Data excerpts
━━━━━━━━━━━━━━━━

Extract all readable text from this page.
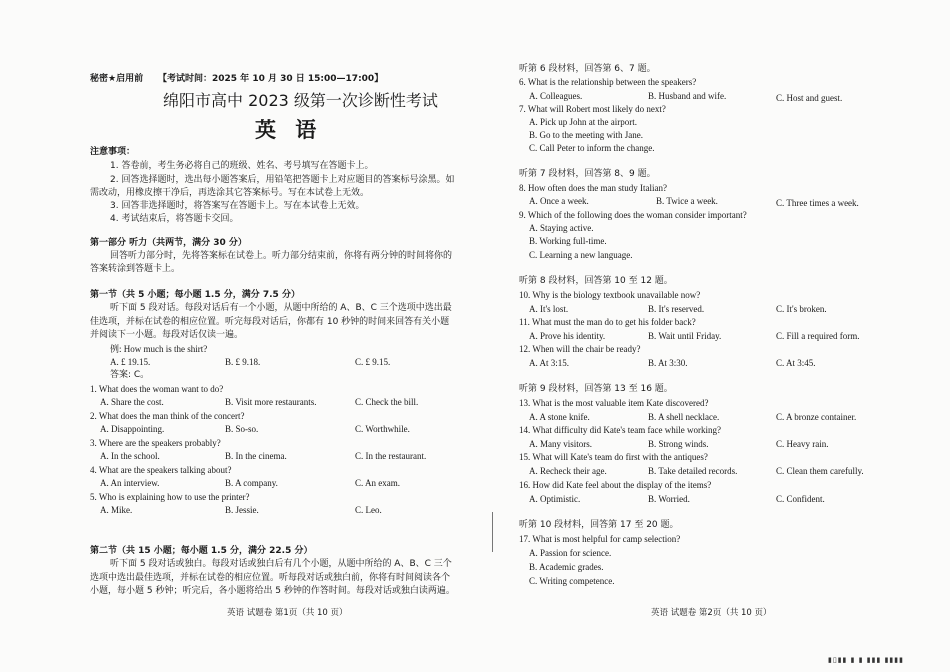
秘密★启用前 【考试时间：2025 年 10 月 30 日 15:00—17:00】
绵阳市高中 2023 级第一次诊断性考试
英 语
注意事项：
1. 答卷前，考生务必将自己的班级、姓名、考号填写在答题卡上。
2. 回答选择题时，选出每小题答案后，用铅笔把答题卡上对应题目的答案标号涂黑。如
需改动，用橡皮擦干净后，再选涂其它答案标号。写在本试卷上无效。
3. 回答非选择题时，将答案写在答题卡上。写在本试卷上无效。
4. 考试结束后，将答题卡交回。
第一部分 听力（共两节，满分 30 分）
回答听力部分时，先将答案标在试卷上。听力部分结束前，你将有两分钟的时间将你的
答案转涂到答题卡上。
第一节（共 5 小题；每小题 1.5 分，满分 7.5 分）
听下面 5 段对话。每段对话后有一个小题，从题中所给的 A、B、C 三个选项中选出最
佳选项，并标在试卷的相应位置。听完每段对话后，你都有 10 秒钟的时间来回答有关小题
并阅读下一小题。每段对话仅读一遍。
例: How much is the shirt?
A. £ 19.15.	B. £ 9.18.	C. £ 9.15.
答案: C。
1. What does the woman want to do?
A. Share the cost.	B. Visit more restaurants.	C. Check the bill.
2. What does the man think of the concert?
A. Disappointing.	B. So-so.	C. Worthwhile.
3. Where are the speakers probably?
A. In the school.	B. In the cinema.	C. In the restaurant.
4. What are the speakers talking about?
A. An interview.	B. A company.	C. An exam.
5. Who is explaining how to use the printer?
A. Mike.	B. Jessie.	C. Leo.
第二节（共 15 小题；每小题 1.5 分，满分 22.5 分）
听下面 5 段对话或独白。每段对话或独白后有几个小题，从题中所给的 A、B、C 三个
选项中选出最佳选项，并标在试卷的相应位置。听每段对话或独白前，你将有时间阅读各个
小题，每小题 5 秒钟；听完后，各小题将给出 5 秒钟的作答时间。每段对话或独白读两遍。
英语 试题卷 第1页（共 10 页）
听第 6 段材料，回答第 6、7 题。
6. What is the relationship between the speakers?
A. Colleagues.	B. Husband and wife.	C. Host and guest.
7. What will Robert most likely do next?
A. Pick up John at the airport.
B. Go to the meeting with Jane.
C. Call Peter to inform the change.
听第 7 段材料，回答第 8、9 题。
8. How often does the man study Italian?
A. Once a week.	B. Twice a week.	C. Three times a week.
9. Which of the following does the woman consider important?
A. Staying active.
B. Working full-time.
C. Learning a new language.
听第 8 段材料，回答第 10 至 12 题。
10. Why is the biology textbook unavailable now?
A. It's lost.	B. It's reserved.	C. It's broken.
11. What must the man do to get his folder back?
A. Prove his identity.	B. Wait until Friday.	C. Fill a required form.
12. When will the chair be ready?
A. At 3:15.	B. At 3:30.	C. At 3:45.
听第 9 段材料，回答第 13 至 16 题。
13. What is the most valuable item Kate discovered?
A. A stone knife.	B. A shell necklace.	C. A bronze container.
14. What difficulty did Kate's team face while working?
A. Many visitors.	B. Strong winds.	C. Heavy rain.
15. What will Kate's team do first with the antiques?
A. Recheck their age.	B. Take detailed records.	C. Clean them carefully.
16. How did Kate feel about the display of the items?
A. Optimistic.	B. Worried.	C. Confident.
听第 10 段材料，回答第 17 至 20 题。
17. What is most helpful for camp selection?
A. Passion for science.
B. Academic grades.
C. Writing competence.
英语 试题卷 第2页（共 10 页）
▮▯▮▮ ▮ ▮ ▮▮▮ ▮▮▮▮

━━━━━━━━━━━━━━━━

▶ _Short exercise_: Retype the whole listing, keeping every line identical and omitting all pictures.

▶ _Exercise answer_:
Extract all readable text from this page.
秘密★启用前 【考试时间：2025 年 10 月 30 日 15:00—17:00】
绵阳市高中 2023 级第一次诊断性考试
英 语
注意事项：
1. 答卷前，考生务必将自己的班级、姓名、考号填写在答题卡上。
2. 回答选择题时，选出每小题答案后，用铅笔把答题卡上对应题目的答案标号涂黑。如
需改动，用橡皮擦干净后，再选涂其它答案标号。写在本试卷上无效。
3. 回答非选择题时，将答案写在答题卡上。写在本试卷上无效。
4. 考试结束后，将答题卡交回。
第一部分 听力（共两节，满分 30 分）
回答听力部分时，先将答案标在试卷上。听力部分结束前，你将有两分钟的时间将你的
答案转涂到答题卡上。
第一节（共 5 小题；每小题 1.5 分，满分 7.5 分）
听下面 5 段对话。每段对话后有一个小题，从题中所给的 A、B、C 三个选项中选出最
佳选项，并标在试卷的相应位置。听完每段对话后，你都有 10 秒钟的时间来回答有关小题
并阅读下一小题。每段对话仅读一遍。
例: How much is the shirt?
A. £ 19.15.	B. £ 9.18.	C. £ 9.15.
答案: C。
1. What does the woman want to do?
A. Share the cost.	B. Visit more restaurants.	C. Check the bill.
2. What does the man think of the concert?
A. Disappointing.	B. So-so.	C. Worthwhile.
3. Where are the speakers probably?
A. In the school.	B. In the cinema.	C. In the restaurant.
4. What are the speakers talking about?
A. An interview.	B. A company.	C. An exam.
5. Who is explaining how to use the printer?
A. Mike.	B. Jessie.	C. Leo.
第二节（共 15 小题；每小题 1.5 分，满分 22.5 分）
听下面 5 段对话或独白。每段对话或独白后有几个小题，从题中所给的 A、B、C 三个
选项中选出最佳选项，并标在试卷的相应位置。听每段对话或独白前，你将有时间阅读各个
小题，每小题 5 秒钟；听完后，各小题将给出 5 秒钟的作答时间。每段对话或独白读两遍。
英语 试题卷 第1页（共 10 页）
听第 6 段材料，回答第 6、7 题。
6. What is the relationship between the speakers?
A. Colleagues.	B. Husband and wife.	C. Host and guest.
7. What will Robert most likely do next?
A. Pick up John at the airport.
B. Go to the meeting with Jane.
C. Call Peter to inform the change.
听第 7 段材料，回答第 8、9 题。
8. How often does the man study Italian?
A. Once a week.	B. Twice a week.	C. Three times a week.
9. Which of the following does the woman consider important?
A. Staying active.
B. Working full-time.
C. Learning a new language.
听第 8 段材料，回答第 10 至 12 题。
10. Why is the biology textbook unavailable now?
A. It's lost.	B. It's reserved.	C. It's broken.
11. What must the man do to get his folder back?
A. Prove his identity.	B. Wait until Friday.	C. Fill a required form.
12. When will the chair be ready?
A. At 3:15.	B. At 3:30.	C. At 3:45.
听第 9 段材料，回答第 13 至 16 题。
13. What is the most valuable item Kate discovered?
A. A stone knife.	B. A shell necklace.	C. A bronze container.
14. What difficulty did Kate's team face while working?
A. Many visitors.	B. Strong winds.	C. Heavy rain.
15. What will Kate's team do first with the antiques?
A. Recheck their age.	B. Take detailed records.	C. Clean them carefully.
16. How did Kate feel about the display of the items?
A. Optimistic.	B. Worried.	C. Confident.
听第 10 段材料，回答第 17 至 20 题。
17. What is most helpful for camp selection?
A. Passion for science.
B. Academic grades.
C. Writing competence.
英语 试题卷 第2页（共 10 页）
▮▯▮▮ ▮ ▮ ▮▮▮ ▮▮▮▮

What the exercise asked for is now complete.